(Goal) Copy out the records in full, word for word, without pictures.

(Available records)
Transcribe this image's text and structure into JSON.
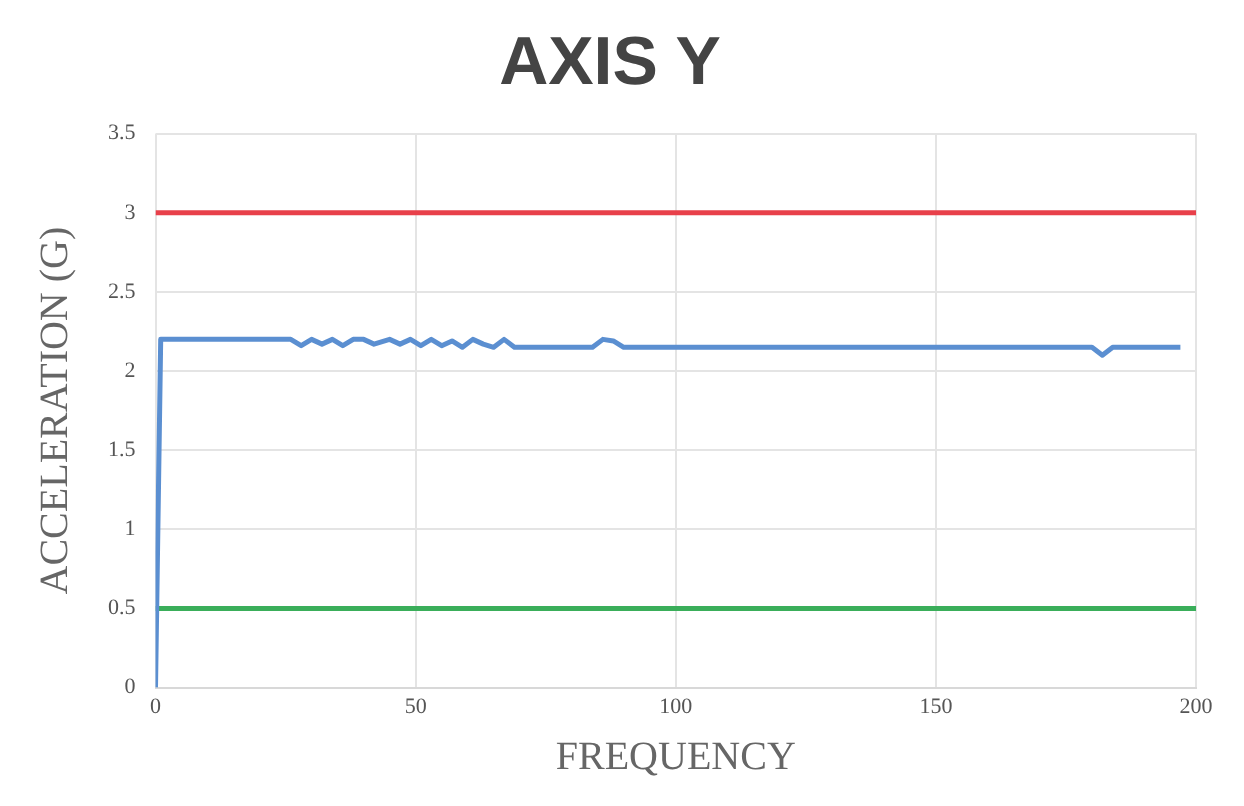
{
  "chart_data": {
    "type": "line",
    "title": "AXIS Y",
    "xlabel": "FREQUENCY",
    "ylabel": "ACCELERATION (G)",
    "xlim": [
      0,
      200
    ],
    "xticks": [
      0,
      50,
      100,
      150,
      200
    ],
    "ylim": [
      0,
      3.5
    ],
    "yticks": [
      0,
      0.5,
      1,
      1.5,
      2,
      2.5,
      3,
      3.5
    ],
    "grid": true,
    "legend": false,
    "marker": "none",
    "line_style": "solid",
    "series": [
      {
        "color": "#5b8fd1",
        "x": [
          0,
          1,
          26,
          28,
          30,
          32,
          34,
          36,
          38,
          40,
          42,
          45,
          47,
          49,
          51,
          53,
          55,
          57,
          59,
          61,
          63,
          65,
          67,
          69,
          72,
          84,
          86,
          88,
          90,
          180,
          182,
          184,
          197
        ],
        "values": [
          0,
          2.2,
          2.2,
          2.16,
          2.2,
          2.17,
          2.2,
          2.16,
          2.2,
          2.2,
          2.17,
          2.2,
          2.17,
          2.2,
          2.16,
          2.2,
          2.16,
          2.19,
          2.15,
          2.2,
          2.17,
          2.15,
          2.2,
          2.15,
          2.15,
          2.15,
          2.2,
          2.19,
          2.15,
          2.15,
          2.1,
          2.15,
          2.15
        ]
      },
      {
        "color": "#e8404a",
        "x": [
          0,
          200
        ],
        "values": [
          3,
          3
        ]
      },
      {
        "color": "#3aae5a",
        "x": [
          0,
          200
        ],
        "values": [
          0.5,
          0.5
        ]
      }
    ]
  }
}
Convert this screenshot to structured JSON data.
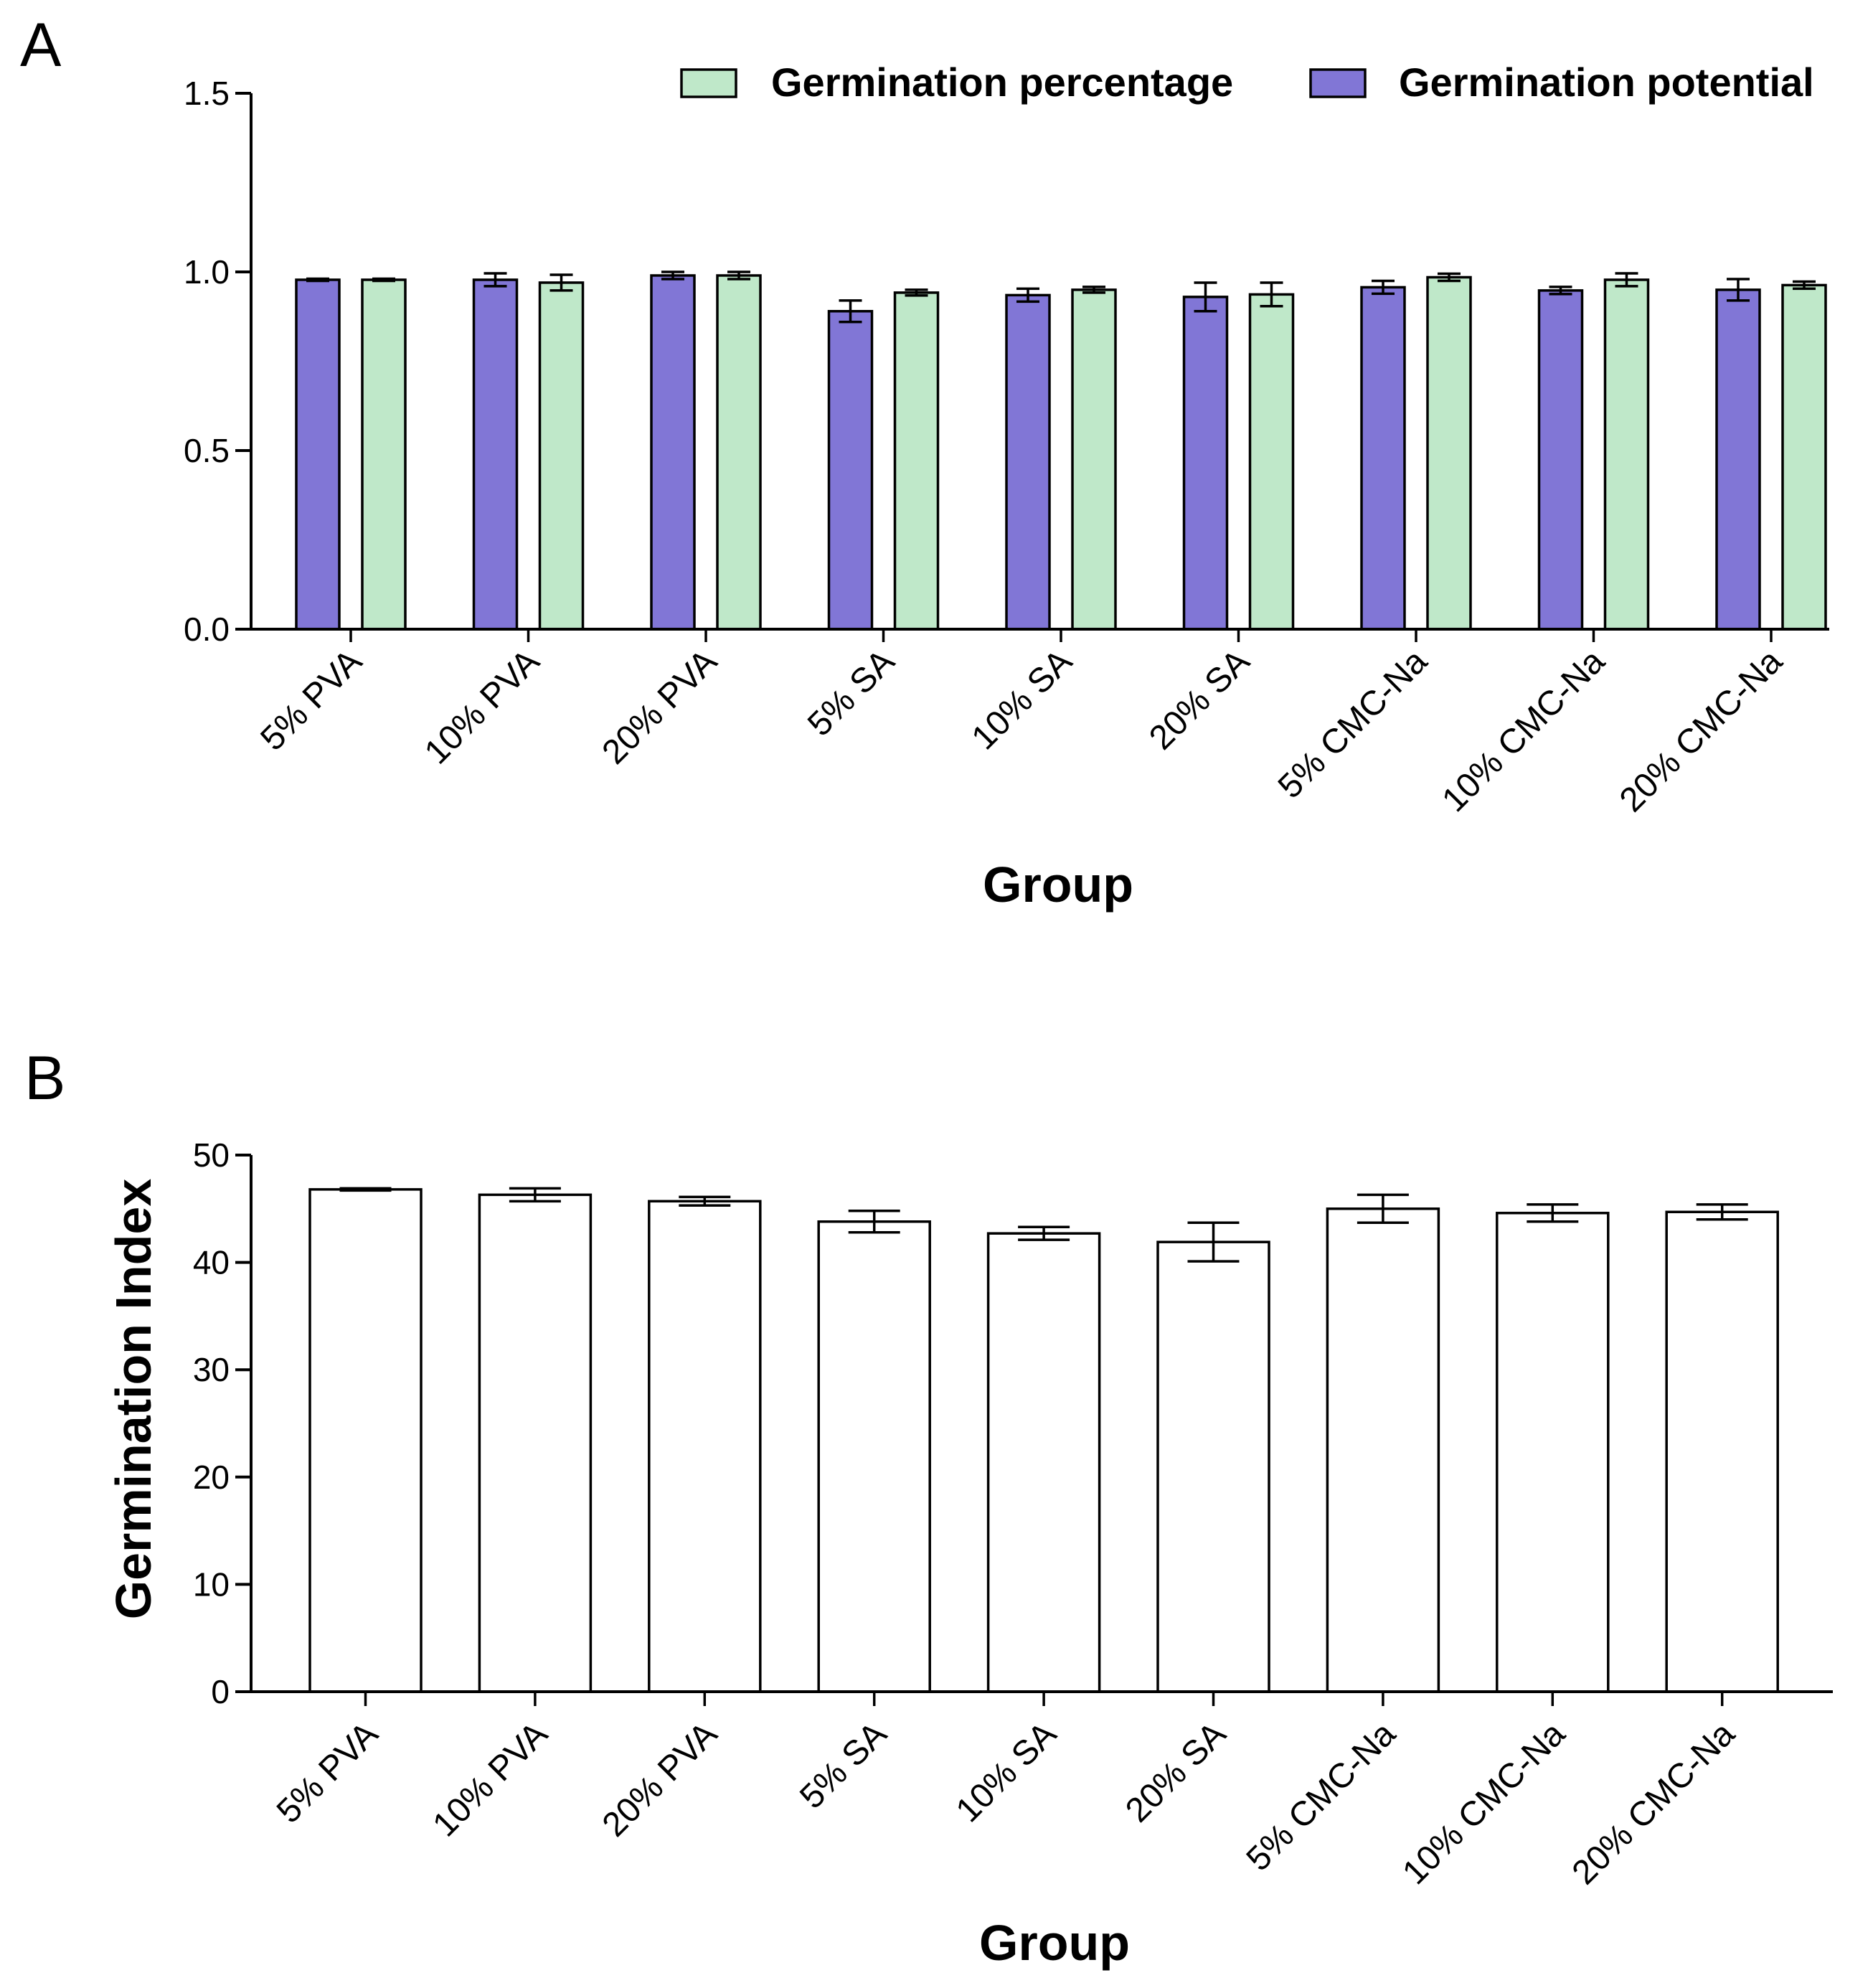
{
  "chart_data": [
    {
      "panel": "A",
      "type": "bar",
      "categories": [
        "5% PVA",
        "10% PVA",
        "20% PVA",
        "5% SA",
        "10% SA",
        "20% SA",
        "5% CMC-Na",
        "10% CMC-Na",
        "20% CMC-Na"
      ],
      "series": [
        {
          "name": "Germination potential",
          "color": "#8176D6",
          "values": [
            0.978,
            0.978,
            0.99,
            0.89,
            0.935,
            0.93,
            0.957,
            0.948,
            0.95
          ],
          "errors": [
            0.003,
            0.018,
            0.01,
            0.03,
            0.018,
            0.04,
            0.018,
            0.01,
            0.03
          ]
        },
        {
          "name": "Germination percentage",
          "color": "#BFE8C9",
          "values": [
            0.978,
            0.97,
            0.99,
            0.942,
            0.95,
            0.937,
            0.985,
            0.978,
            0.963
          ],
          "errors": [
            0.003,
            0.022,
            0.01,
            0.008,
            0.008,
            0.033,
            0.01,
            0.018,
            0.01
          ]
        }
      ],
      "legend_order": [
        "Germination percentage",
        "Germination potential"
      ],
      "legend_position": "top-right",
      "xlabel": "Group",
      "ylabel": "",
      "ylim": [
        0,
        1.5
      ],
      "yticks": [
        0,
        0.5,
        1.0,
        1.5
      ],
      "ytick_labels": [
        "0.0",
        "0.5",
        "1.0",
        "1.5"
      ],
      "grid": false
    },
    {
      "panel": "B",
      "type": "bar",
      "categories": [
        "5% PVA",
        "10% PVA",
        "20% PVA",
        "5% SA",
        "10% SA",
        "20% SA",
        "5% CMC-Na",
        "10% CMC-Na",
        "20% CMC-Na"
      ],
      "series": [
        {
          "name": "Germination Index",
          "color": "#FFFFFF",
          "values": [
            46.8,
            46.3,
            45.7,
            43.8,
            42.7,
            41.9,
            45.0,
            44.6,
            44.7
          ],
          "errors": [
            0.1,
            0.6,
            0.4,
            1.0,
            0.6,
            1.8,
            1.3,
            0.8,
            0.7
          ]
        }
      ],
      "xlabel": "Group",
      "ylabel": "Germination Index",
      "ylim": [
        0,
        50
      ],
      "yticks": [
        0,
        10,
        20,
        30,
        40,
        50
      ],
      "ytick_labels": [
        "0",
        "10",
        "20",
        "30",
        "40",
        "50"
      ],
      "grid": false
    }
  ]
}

(Task output)
Transcribe this image's text and structure into JSON.
{
  "chart_data": {
    "type": "line",
    "title": "AXIS Y",
    "xlabel": "FREQUENCY",
    "ylabel": "ACCELERATION (G)",
    "xlim": [
      0,
      200
    ],
    "xticks": [
      0,
      50,
      100,
      150,
      200
    ],
    "ylim": [
      0,
      3.5
    ],
    "yticks": [
      0,
      0.5,
      1,
      1.5,
      2,
      2.5,
      3,
      3.5
    ],
    "grid": true,
    "legend": false,
    "marker": "none",
    "line_style": "solid",
    "series": [
      {
        "color": "#5b8fd1",
        "x": [
          0,
          1,
          26,
          28,
          30,
          32,
          34,
          36,
          38,
          40,
          42,
          45,
          47,
          49,
          51,
          53,
          55,
          57,
          59,
          61,
          63,
          65,
          67,
          69,
          72,
          84,
          86,
          88,
          90,
          180,
          182,
          184,
          197
        ],
        "values": [
          0,
          2.2,
          2.2,
          2.16,
          2.2,
          2.17,
          2.2,
          2.16,
          2.2,
          2.2,
          2.17,
          2.2,
          2.17,
          2.2,
          2.16,
          2.2,
          2.16,
          2.19,
          2.15,
          2.2,
          2.17,
          2.15,
          2.2,
          2.15,
          2.15,
          2.15,
          2.2,
          2.19,
          2.15,
          2.15,
          2.1,
          2.15,
          2.15
        ]
      },
      {
        "color": "#e8404a",
        "x": [
          0,
          200
        ],
        "values": [
          3,
          3
        ]
      },
      {
        "color": "#3aae5a",
        "x": [
          0,
          200
        ],
        "values": [
          0.5,
          0.5
        ]
      }
    ]
  }
}
Convert this screenshot to structured JSON data.
{
  "chart_data": [
    {
      "panel": "A",
      "type": "bar",
      "categories": [
        "5% PVA",
        "10% PVA",
        "20% PVA",
        "5% SA",
        "10% SA",
        "20% SA",
        "5% CMC-Na",
        "10% CMC-Na",
        "20% CMC-Na"
      ],
      "series": [
        {
          "name": "Germination potential",
          "color": "#8176D6",
          "values": [
            0.978,
            0.978,
            0.99,
            0.89,
            0.935,
            0.93,
            0.957,
            0.948,
            0.95
          ],
          "errors": [
            0.003,
            0.018,
            0.01,
            0.03,
            0.018,
            0.04,
            0.018,
            0.01,
            0.03
          ]
        },
        {
          "name": "Germination percentage",
          "color": "#BFE8C9",
          "values": [
            0.978,
            0.97,
            0.99,
            0.942,
            0.95,
            0.937,
            0.985,
            0.978,
            0.963
          ],
          "errors": [
            0.003,
            0.022,
            0.01,
            0.008,
            0.008,
            0.033,
            0.01,
            0.018,
            0.01
          ]
        }
      ],
      "legend_order": [
        "Germination percentage",
        "Germination potential"
      ],
      "legend_position": "top-right",
      "xlabel": "Group",
      "ylabel": "",
      "ylim": [
        0,
        1.5
      ],
      "yticks": [
        0,
        0.5,
        1.0,
        1.5
      ],
      "ytick_labels": [
        "0.0",
        "0.5",
        "1.0",
        "1.5"
      ],
      "grid": false
    },
    {
      "panel": "B",
      "type": "bar",
      "categories": [
        "5% PVA",
        "10% PVA",
        "20% PVA",
        "5% SA",
        "10% SA",
        "20% SA",
        "5% CMC-Na",
        "10% CMC-Na",
        "20% CMC-Na"
      ],
      "series": [
        {
          "name": "Germination Index",
          "color": "#FFFFFF",
          "values": [
            46.8,
            46.3,
            45.7,
            43.8,
            42.7,
            41.9,
            45.0,
            44.6,
            44.7
          ],
          "errors": [
            0.1,
            0.6,
            0.4,
            1.0,
            0.6,
            1.8,
            1.3,
            0.8,
            0.7
          ]
        }
      ],
      "xlabel": "Group",
      "ylabel": "Germination Index",
      "ylim": [
        0,
        50
      ],
      "yticks": [
        0,
        10,
        20,
        30,
        40,
        50
      ],
      "ytick_labels": [
        "0",
        "10",
        "20",
        "30",
        "40",
        "50"
      ],
      "grid": false
    }
  ]
}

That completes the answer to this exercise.